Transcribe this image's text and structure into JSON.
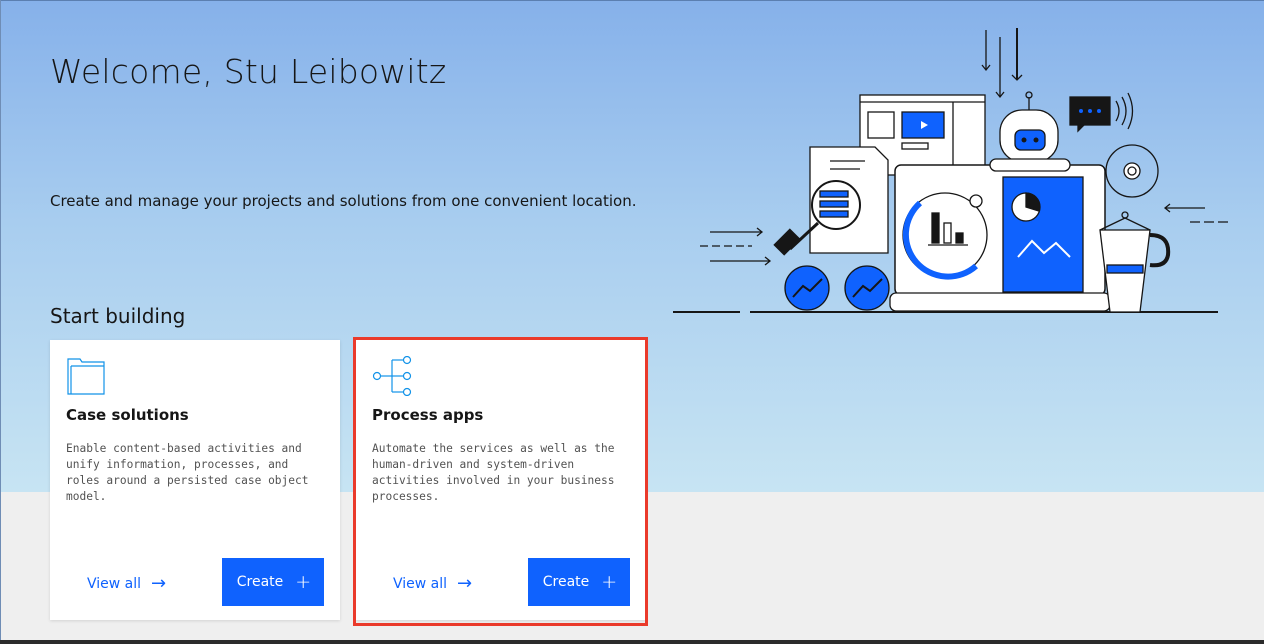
{
  "header": {
    "title": "Welcome, Stu Leibowitz",
    "subtitle": "Create and manage your projects and solutions from one convenient location."
  },
  "section": {
    "title": "Start building"
  },
  "cards": [
    {
      "title": "Case solutions",
      "description": "Enable content-based activities and unify information, processes, and roles around a persisted case object model.",
      "view_all_label": "View all",
      "create_label": "Create",
      "icon": "folder-icon"
    },
    {
      "title": "Process apps",
      "description": "Automate the services as well as the human-driven and system-driven activities involved in your business processes.",
      "view_all_label": "View all",
      "create_label": "Create",
      "icon": "flow-tree-icon",
      "highlighted": true
    }
  ],
  "colors": {
    "accent": "#0f62fe",
    "highlight": "#ea3a2b",
    "hero_top": "#86b1ea",
    "hero_bottom": "#c7e4f3"
  }
}
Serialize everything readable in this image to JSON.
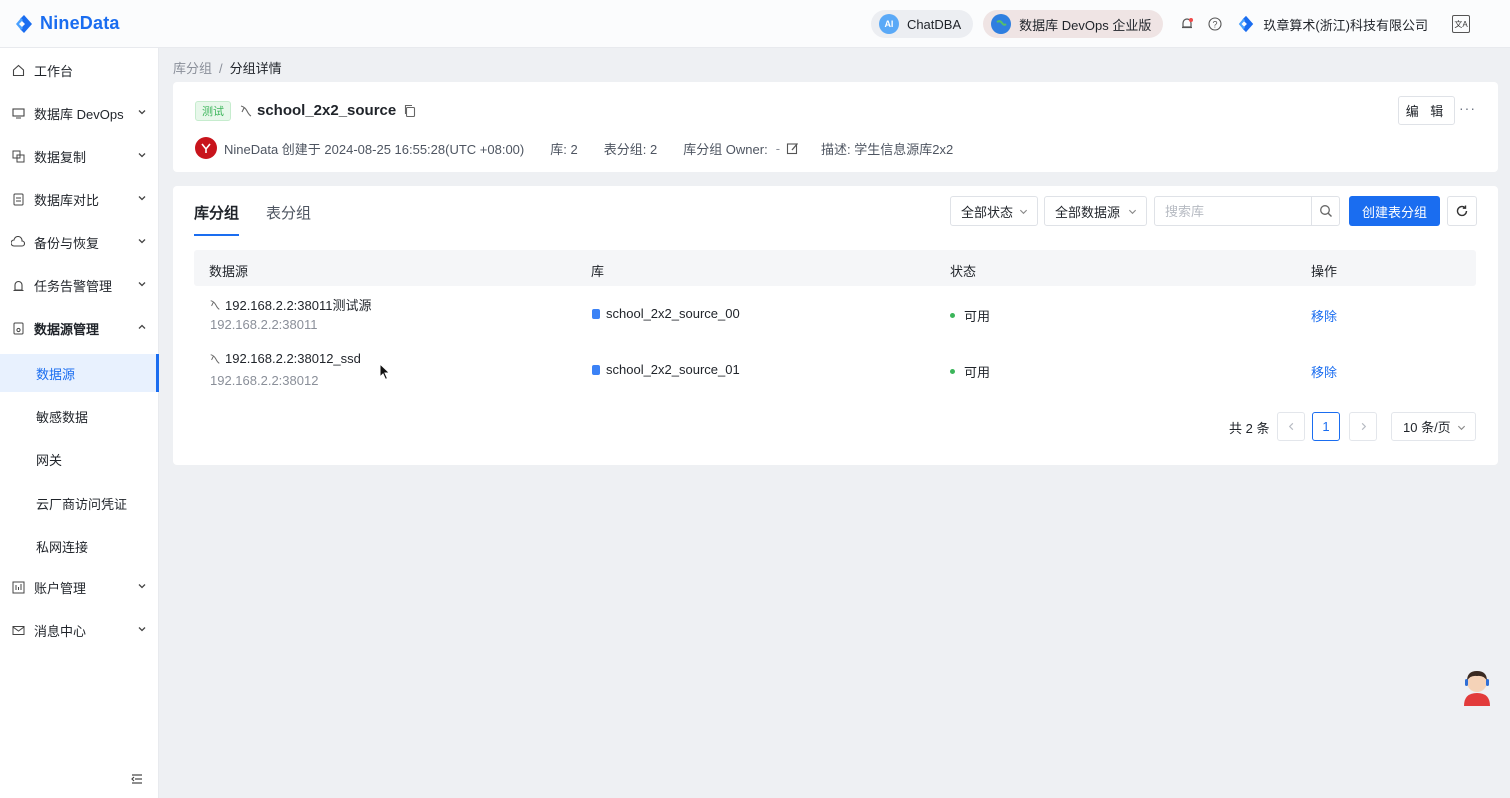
{
  "brand": {
    "name": "NineData",
    "color": "#1a6df0"
  },
  "topbar": {
    "chatdba": "ChatDBA",
    "devops": "数据库 DevOps 企业版",
    "company": "玖章算术(浙江)科技有限公司",
    "icons": [
      "bell-icon",
      "help-icon",
      "language-icon"
    ]
  },
  "sidebar": {
    "items": [
      {
        "label": "工作台",
        "icon": "home-icon"
      },
      {
        "label": "数据库 DevOps",
        "icon": "monitor-icon"
      },
      {
        "label": "数据复制",
        "icon": "copy-icon"
      },
      {
        "label": "数据库对比",
        "icon": "compare-icon"
      },
      {
        "label": "备份与恢复",
        "icon": "cloud-icon"
      },
      {
        "label": "任务告警管理",
        "icon": "alarm-icon"
      },
      {
        "label": "数据源管理",
        "icon": "datasource-icon"
      },
      {
        "label": "账户管理",
        "icon": "account-icon"
      },
      {
        "label": "消息中心",
        "icon": "mail-icon"
      }
    ],
    "sub_items": [
      {
        "label": "数据源",
        "active": true
      },
      {
        "label": "敏感数据"
      },
      {
        "label": "网关"
      },
      {
        "label": "云厂商访问凭证"
      },
      {
        "label": "私网连接"
      }
    ]
  },
  "breadcrumb": {
    "parent": "库分组",
    "sep": "/",
    "current": "分组详情"
  },
  "group": {
    "env_tag": "测试",
    "name": "school_2x2_source",
    "created_by": "NineData 创建于 2024-08-25 16:55:28(UTC +08:00)",
    "db_count": "库: 2",
    "table_group_count": "表分组: 2",
    "owner": "库分组 Owner:",
    "owner_value": "-",
    "description": "描述: 学生信息源库2x2",
    "edit_label": "编 辑",
    "more_label": "···"
  },
  "tabs": [
    {
      "label": "库分组",
      "active": true
    },
    {
      "label": "表分组",
      "active": false
    }
  ],
  "toolbar": {
    "status_filter": "全部状态",
    "source_filter": "全部数据源",
    "search_placeholder": "搜索库",
    "create_label": "创建表分组"
  },
  "table": {
    "columns": [
      "数据源",
      "库",
      "状态",
      "操作"
    ],
    "rows": [
      {
        "source_name": "192.168.2.2:38011测试源",
        "source_addr": "192.168.2.2:38011",
        "database": "school_2x2_source_00",
        "status": "可用",
        "action": "移除"
      },
      {
        "source_name": "192.168.2.2:38012_ssd",
        "source_addr": "192.168.2.2:38012",
        "database": "school_2x2_source_01",
        "status": "可用",
        "action": "移除"
      }
    ]
  },
  "pagination": {
    "total": "共 2 条",
    "current_page": "1",
    "page_size": "10 条/页"
  }
}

● **OBJECTIVE**
Leave out the pictures and retype every line above exactly.

● **RESULT OF THE TASK**
Transcribe this image's text and structure into JSON.
{
  "header": {
    "title": "Welcome, Stu Leibowitz",
    "subtitle": "Create and manage your projects and solutions from one convenient location."
  },
  "section": {
    "title": "Start building"
  },
  "cards": [
    {
      "title": "Case solutions",
      "description": "Enable content-based activities and unify information, processes, and roles around a persisted case object model.",
      "view_all_label": "View all",
      "create_label": "Create",
      "icon": "folder-icon"
    },
    {
      "title": "Process apps",
      "description": "Automate the services as well as the human-driven and system-driven activities involved in your business processes.",
      "view_all_label": "View all",
      "create_label": "Create",
      "icon": "flow-tree-icon",
      "highlighted": true
    }
  ],
  "colors": {
    "accent": "#0f62fe",
    "highlight": "#ea3a2b",
    "hero_top": "#86b1ea",
    "hero_bottom": "#c7e4f3"
  }
}
Serialize everything readable in this image to JSON.
{
  "brand": {
    "name": "NineData",
    "color": "#1a6df0"
  },
  "topbar": {
    "chatdba": "ChatDBA",
    "devops": "数据库 DevOps 企业版",
    "company": "玖章算术(浙江)科技有限公司",
    "icons": [
      "bell-icon",
      "help-icon",
      "language-icon"
    ]
  },
  "sidebar": {
    "items": [
      {
        "label": "工作台",
        "icon": "home-icon"
      },
      {
        "label": "数据库 DevOps",
        "icon": "monitor-icon"
      },
      {
        "label": "数据复制",
        "icon": "copy-icon"
      },
      {
        "label": "数据库对比",
        "icon": "compare-icon"
      },
      {
        "label": "备份与恢复",
        "icon": "cloud-icon"
      },
      {
        "label": "任务告警管理",
        "icon": "alarm-icon"
      },
      {
        "label": "数据源管理",
        "icon": "datasource-icon"
      },
      {
        "label": "账户管理",
        "icon": "account-icon"
      },
      {
        "label": "消息中心",
        "icon": "mail-icon"
      }
    ],
    "sub_items": [
      {
        "label": "数据源",
        "active": true
      },
      {
        "label": "敏感数据"
      },
      {
        "label": "网关"
      },
      {
        "label": "云厂商访问凭证"
      },
      {
        "label": "私网连接"
      }
    ]
  },
  "breadcrumb": {
    "parent": "库分组",
    "sep": "/",
    "current": "分组详情"
  },
  "group": {
    "env_tag": "测试",
    "name": "school_2x2_source",
    "created_by": "NineData 创建于 2024-08-25 16:55:28(UTC +08:00)",
    "db_count": "库: 2",
    "table_group_count": "表分组: 2",
    "owner": "库分组 Owner:",
    "owner_value": "-",
    "description": "描述: 学生信息源库2x2",
    "edit_label": "编 辑",
    "more_label": "···"
  },
  "tabs": [
    {
      "label": "库分组",
      "active": true
    },
    {
      "label": "表分组",
      "active": false
    }
  ],
  "toolbar": {
    "status_filter": "全部状态",
    "source_filter": "全部数据源",
    "search_placeholder": "搜索库",
    "create_label": "创建表分组"
  },
  "table": {
    "columns": [
      "数据源",
      "库",
      "状态",
      "操作"
    ],
    "rows": [
      {
        "source_name": "192.168.2.2:38011测试源",
        "source_addr": "192.168.2.2:38011",
        "database": "school_2x2_source_00",
        "status": "可用",
        "action": "移除"
      },
      {
        "source_name": "192.168.2.2:38012_ssd",
        "source_addr": "192.168.2.2:38012",
        "database": "school_2x2_source_01",
        "status": "可用",
        "action": "移除"
      }
    ]
  },
  "pagination": {
    "total": "共 2 条",
    "current_page": "1",
    "page_size": "10 条/页"
  }
}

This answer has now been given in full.